■ WHAT NEEDS TO BE DONE
Each record must be retyped in full. No character may differ.

■ DATA EXCERPTS

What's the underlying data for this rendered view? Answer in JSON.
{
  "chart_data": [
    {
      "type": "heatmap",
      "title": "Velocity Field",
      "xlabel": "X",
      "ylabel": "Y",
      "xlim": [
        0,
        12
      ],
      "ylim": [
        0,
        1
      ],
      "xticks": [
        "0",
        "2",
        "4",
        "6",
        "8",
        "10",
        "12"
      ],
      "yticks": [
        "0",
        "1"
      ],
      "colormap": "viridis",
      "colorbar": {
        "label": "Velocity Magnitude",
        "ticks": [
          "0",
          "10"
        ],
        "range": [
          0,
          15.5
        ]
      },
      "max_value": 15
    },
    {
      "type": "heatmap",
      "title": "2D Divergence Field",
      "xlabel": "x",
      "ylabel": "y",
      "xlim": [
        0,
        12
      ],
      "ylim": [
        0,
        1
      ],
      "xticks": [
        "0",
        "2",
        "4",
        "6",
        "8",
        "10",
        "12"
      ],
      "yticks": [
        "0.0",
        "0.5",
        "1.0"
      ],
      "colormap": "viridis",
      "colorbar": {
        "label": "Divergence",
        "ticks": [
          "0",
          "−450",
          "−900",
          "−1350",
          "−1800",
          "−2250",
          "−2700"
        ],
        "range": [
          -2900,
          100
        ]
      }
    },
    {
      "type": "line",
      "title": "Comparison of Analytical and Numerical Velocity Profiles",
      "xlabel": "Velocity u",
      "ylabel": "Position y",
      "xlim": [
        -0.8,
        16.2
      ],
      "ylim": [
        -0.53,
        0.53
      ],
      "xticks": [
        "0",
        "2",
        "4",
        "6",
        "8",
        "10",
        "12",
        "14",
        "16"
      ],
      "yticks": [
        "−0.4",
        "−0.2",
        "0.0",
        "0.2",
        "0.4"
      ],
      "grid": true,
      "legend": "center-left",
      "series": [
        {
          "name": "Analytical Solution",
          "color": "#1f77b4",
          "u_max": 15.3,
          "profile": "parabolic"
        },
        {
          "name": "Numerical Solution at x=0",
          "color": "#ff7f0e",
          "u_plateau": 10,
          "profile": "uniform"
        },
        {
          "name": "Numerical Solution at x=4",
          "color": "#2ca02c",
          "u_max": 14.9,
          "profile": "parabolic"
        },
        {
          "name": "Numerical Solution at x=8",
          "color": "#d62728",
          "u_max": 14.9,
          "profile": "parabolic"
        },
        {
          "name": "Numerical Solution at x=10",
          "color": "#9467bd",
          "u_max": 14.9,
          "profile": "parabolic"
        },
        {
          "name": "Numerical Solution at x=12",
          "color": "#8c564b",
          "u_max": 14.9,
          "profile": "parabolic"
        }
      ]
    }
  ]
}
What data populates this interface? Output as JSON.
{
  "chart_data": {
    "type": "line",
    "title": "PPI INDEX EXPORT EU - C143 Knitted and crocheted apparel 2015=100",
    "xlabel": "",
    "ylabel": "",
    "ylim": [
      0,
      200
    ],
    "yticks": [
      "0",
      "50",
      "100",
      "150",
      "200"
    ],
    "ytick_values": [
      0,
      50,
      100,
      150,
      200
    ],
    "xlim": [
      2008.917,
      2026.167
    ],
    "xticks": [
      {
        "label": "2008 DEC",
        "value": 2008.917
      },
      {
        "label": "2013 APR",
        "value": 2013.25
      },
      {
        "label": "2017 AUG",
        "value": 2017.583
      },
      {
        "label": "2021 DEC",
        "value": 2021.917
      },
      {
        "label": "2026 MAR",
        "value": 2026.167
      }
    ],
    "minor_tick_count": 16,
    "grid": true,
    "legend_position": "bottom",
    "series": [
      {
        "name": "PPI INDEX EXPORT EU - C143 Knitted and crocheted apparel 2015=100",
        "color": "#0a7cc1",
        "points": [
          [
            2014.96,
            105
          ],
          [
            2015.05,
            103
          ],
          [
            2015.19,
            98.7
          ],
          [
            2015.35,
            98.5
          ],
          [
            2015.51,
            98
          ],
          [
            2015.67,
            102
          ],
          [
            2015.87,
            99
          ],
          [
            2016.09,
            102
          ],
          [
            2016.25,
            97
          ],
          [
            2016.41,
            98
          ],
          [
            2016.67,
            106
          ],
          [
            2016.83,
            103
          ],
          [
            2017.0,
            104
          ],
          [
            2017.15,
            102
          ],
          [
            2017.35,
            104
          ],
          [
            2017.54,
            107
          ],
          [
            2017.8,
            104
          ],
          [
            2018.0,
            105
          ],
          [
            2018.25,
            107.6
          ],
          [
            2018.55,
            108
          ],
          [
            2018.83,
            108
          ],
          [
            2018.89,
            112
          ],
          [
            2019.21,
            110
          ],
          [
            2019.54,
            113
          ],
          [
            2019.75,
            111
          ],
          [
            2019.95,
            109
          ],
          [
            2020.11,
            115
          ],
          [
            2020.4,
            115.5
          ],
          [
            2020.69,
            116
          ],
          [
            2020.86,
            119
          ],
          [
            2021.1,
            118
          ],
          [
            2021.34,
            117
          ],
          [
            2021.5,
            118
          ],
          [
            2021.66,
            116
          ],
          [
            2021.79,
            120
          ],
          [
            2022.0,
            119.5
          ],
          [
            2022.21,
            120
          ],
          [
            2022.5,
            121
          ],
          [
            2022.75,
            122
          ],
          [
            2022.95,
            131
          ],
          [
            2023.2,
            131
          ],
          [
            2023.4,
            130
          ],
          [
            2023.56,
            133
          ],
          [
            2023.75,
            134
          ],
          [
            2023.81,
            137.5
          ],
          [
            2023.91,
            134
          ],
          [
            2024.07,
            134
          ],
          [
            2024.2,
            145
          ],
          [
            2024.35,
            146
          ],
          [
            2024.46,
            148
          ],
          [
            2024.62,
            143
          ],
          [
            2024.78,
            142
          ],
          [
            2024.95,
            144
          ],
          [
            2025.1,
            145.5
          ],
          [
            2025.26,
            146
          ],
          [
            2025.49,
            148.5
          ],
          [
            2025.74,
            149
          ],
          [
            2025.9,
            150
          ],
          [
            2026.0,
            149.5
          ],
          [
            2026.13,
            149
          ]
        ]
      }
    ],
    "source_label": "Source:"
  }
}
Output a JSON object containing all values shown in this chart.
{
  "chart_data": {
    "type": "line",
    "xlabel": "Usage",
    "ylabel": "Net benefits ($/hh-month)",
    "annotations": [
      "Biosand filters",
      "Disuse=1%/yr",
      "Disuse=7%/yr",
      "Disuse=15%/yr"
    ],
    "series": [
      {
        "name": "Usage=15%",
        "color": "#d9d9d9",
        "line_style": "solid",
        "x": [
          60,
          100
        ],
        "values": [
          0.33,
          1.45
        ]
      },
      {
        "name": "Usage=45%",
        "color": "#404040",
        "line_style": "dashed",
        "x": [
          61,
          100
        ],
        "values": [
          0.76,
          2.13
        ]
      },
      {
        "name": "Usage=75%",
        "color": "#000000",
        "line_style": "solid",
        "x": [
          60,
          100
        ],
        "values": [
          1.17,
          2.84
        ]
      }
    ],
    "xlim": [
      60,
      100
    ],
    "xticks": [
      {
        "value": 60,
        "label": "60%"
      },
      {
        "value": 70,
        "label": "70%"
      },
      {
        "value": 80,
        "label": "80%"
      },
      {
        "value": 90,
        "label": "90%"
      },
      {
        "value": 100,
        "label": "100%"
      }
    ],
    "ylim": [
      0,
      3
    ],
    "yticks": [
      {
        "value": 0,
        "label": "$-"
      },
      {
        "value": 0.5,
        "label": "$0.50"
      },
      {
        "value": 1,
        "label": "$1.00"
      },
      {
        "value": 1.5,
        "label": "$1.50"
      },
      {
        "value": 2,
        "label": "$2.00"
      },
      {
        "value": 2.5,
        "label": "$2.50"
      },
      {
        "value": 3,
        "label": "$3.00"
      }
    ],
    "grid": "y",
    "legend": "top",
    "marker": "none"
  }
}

■ TASK RESPONSE
What's the underlying data for this rendered view? Answer in JSON.
{
  "chart_data": [
    {
      "type": "heatmap",
      "title": "Velocity Field",
      "xlabel": "X",
      "ylabel": "Y",
      "xlim": [
        0,
        12
      ],
      "ylim": [
        0,
        1
      ],
      "xticks": [
        "0",
        "2",
        "4",
        "6",
        "8",
        "10",
        "12"
      ],
      "yticks": [
        "0",
        "1"
      ],
      "colormap": "viridis",
      "colorbar": {
        "label": "Velocity Magnitude",
        "ticks": [
          "0",
          "10"
        ],
        "range": [
          0,
          15.5
        ]
      },
      "max_value": 15
    },
    {
      "type": "heatmap",
      "title": "2D Divergence Field",
      "xlabel": "x",
      "ylabel": "y",
      "xlim": [
        0,
        12
      ],
      "ylim": [
        0,
        1
      ],
      "xticks": [
        "0",
        "2",
        "4",
        "6",
        "8",
        "10",
        "12"
      ],
      "yticks": [
        "0.0",
        "0.5",
        "1.0"
      ],
      "colormap": "viridis",
      "colorbar": {
        "label": "Divergence",
        "ticks": [
          "0",
          "−450",
          "−900",
          "−1350",
          "−1800",
          "−2250",
          "−2700"
        ],
        "range": [
          -2900,
          100
        ]
      }
    },
    {
      "type": "line",
      "title": "Comparison of Analytical and Numerical Velocity Profiles",
      "xlabel": "Velocity u",
      "ylabel": "Position y",
      "xlim": [
        -0.8,
        16.2
      ],
      "ylim": [
        -0.53,
        0.53
      ],
      "xticks": [
        "0",
        "2",
        "4",
        "6",
        "8",
        "10",
        "12",
        "14",
        "16"
      ],
      "yticks": [
        "−0.4",
        "−0.2",
        "0.0",
        "0.2",
        "0.4"
      ],
      "grid": true,
      "legend": "center-left",
      "series": [
        {
          "name": "Analytical Solution",
          "color": "#1f77b4",
          "u_max": 15.3,
          "profile": "parabolic"
        },
        {
          "name": "Numerical Solution at x=0",
          "color": "#ff7f0e",
          "u_plateau": 10,
          "profile": "uniform"
        },
        {
          "name": "Numerical Solution at x=4",
          "color": "#2ca02c",
          "u_max": 14.9,
          "profile": "parabolic"
        },
        {
          "name": "Numerical Solution at x=8",
          "color": "#d62728",
          "u_max": 14.9,
          "profile": "parabolic"
        },
        {
          "name": "Numerical Solution at x=10",
          "color": "#9467bd",
          "u_max": 14.9,
          "profile": "parabolic"
        },
        {
          "name": "Numerical Solution at x=12",
          "color": "#8c564b",
          "u_max": 14.9,
          "profile": "parabolic"
        }
      ]
    }
  ]
}
What data populates this interface? Output as JSON.
{
  "chart_data": {
    "type": "line",
    "title": "PPI INDEX EXPORT EU - C143 Knitted and crocheted apparel 2015=100",
    "xlabel": "",
    "ylabel": "",
    "ylim": [
      0,
      200
    ],
    "yticks": [
      "0",
      "50",
      "100",
      "150",
      "200"
    ],
    "ytick_values": [
      0,
      50,
      100,
      150,
      200
    ],
    "xlim": [
      2008.917,
      2026.167
    ],
    "xticks": [
      {
        "label": "2008 DEC",
        "value": 2008.917
      },
      {
        "label": "2013 APR",
        "value": 2013.25
      },
      {
        "label": "2017 AUG",
        "value": 2017.583
      },
      {
        "label": "2021 DEC",
        "value": 2021.917
      },
      {
        "label": "2026 MAR",
        "value": 2026.167
      }
    ],
    "minor_tick_count": 16,
    "grid": true,
    "legend_position": "bottom",
    "series": [
      {
        "name": "PPI INDEX EXPORT EU - C143 Knitted and crocheted apparel 2015=100",
        "color": "#0a7cc1",
        "points": [
          [
            2014.96,
            105
          ],
          [
            2015.05,
            103
          ],
          [
            2015.19,
            98.7
          ],
          [
            2015.35,
            98.5
          ],
          [
            2015.51,
            98
          ],
          [
            2015.67,
            102
          ],
          [
            2015.87,
            99
          ],
          [
            2016.09,
            102
          ],
          [
            2016.25,
            97
          ],
          [
            2016.41,
            98
          ],
          [
            2016.67,
            106
          ],
          [
            2016.83,
            103
          ],
          [
            2017.0,
            104
          ],
          [
            2017.15,
            102
          ],
          [
            2017.35,
            104
          ],
          [
            2017.54,
            107
          ],
          [
            2017.8,
            104
          ],
          [
            2018.0,
            105
          ],
          [
            2018.25,
            107.6
          ],
          [
            2018.55,
            108
          ],
          [
            2018.83,
            108
          ],
          [
            2018.89,
            112
          ],
          [
            2019.21,
            110
          ],
          [
            2019.54,
            113
          ],
          [
            2019.75,
            111
          ],
          [
            2019.95,
            109
          ],
          [
            2020.11,
            115
          ],
          [
            2020.4,
            115.5
          ],
          [
            2020.69,
            116
          ],
          [
            2020.86,
            119
          ],
          [
            2021.1,
            118
          ],
          [
            2021.34,
            117
          ],
          [
            2021.5,
            118
          ],
          [
            2021.66,
            116
          ],
          [
            2021.79,
            120
          ],
          [
            2022.0,
            119.5
          ],
          [
            2022.21,
            120
          ],
          [
            2022.5,
            121
          ],
          [
            2022.75,
            122
          ],
          [
            2022.95,
            131
          ],
          [
            2023.2,
            131
          ],
          [
            2023.4,
            130
          ],
          [
            2023.56,
            133
          ],
          [
            2023.75,
            134
          ],
          [
            2023.81,
            137.5
          ],
          [
            2023.91,
            134
          ],
          [
            2024.07,
            134
          ],
          [
            2024.2,
            145
          ],
          [
            2024.35,
            146
          ],
          [
            2024.46,
            148
          ],
          [
            2024.62,
            143
          ],
          [
            2024.78,
            142
          ],
          [
            2024.95,
            144
          ],
          [
            2025.1,
            145.5
          ],
          [
            2025.26,
            146
          ],
          [
            2025.49,
            148.5
          ],
          [
            2025.74,
            149
          ],
          [
            2025.9,
            150
          ],
          [
            2026.0,
            149.5
          ],
          [
            2026.13,
            149
          ]
        ]
      }
    ],
    "source_label": "Source:"
  }
}
Output a JSON object containing all values shown in this chart.
{
  "chart_data": {
    "type": "line",
    "xlabel": "Usage",
    "ylabel": "Net benefits ($/hh-month)",
    "annotations": [
      "Biosand filters",
      "Disuse=1%/yr",
      "Disuse=7%/yr",
      "Disuse=15%/yr"
    ],
    "series": [
      {
        "name": "Usage=15%",
        "color": "#d9d9d9",
        "line_style": "solid",
        "x": [
          60,
          100
        ],
        "values": [
          0.33,
          1.45
        ]
      },
      {
        "name": "Usage=45%",
        "color": "#404040",
        "line_style": "dashed",
        "x": [
          61,
          100
        ],
        "values": [
          0.76,
          2.13
        ]
      },
      {
        "name": "Usage=75%",
        "color": "#000000",
        "line_style": "solid",
        "x": [
          60,
          100
        ],
        "values": [
          1.17,
          2.84
        ]
      }
    ],
    "xlim": [
      60,
      100
    ],
    "xticks": [
      {
        "value": 60,
        "label": "60%"
      },
      {
        "value": 70,
        "label": "70%"
      },
      {
        "value": 80,
        "label": "80%"
      },
      {
        "value": 90,
        "label": "90%"
      },
      {
        "value": 100,
        "label": "100%"
      }
    ],
    "ylim": [
      0,
      3
    ],
    "yticks": [
      {
        "value": 0,
        "label": "$-"
      },
      {
        "value": 0.5,
        "label": "$0.50"
      },
      {
        "value": 1,
        "label": "$1.00"
      },
      {
        "value": 1.5,
        "label": "$1.50"
      },
      {
        "value": 2,
        "label": "$2.00"
      },
      {
        "value": 2.5,
        "label": "$2.50"
      },
      {
        "value": 3,
        "label": "$3.00"
      }
    ],
    "grid": "y",
    "legend": "top",
    "marker": "none"
  }
}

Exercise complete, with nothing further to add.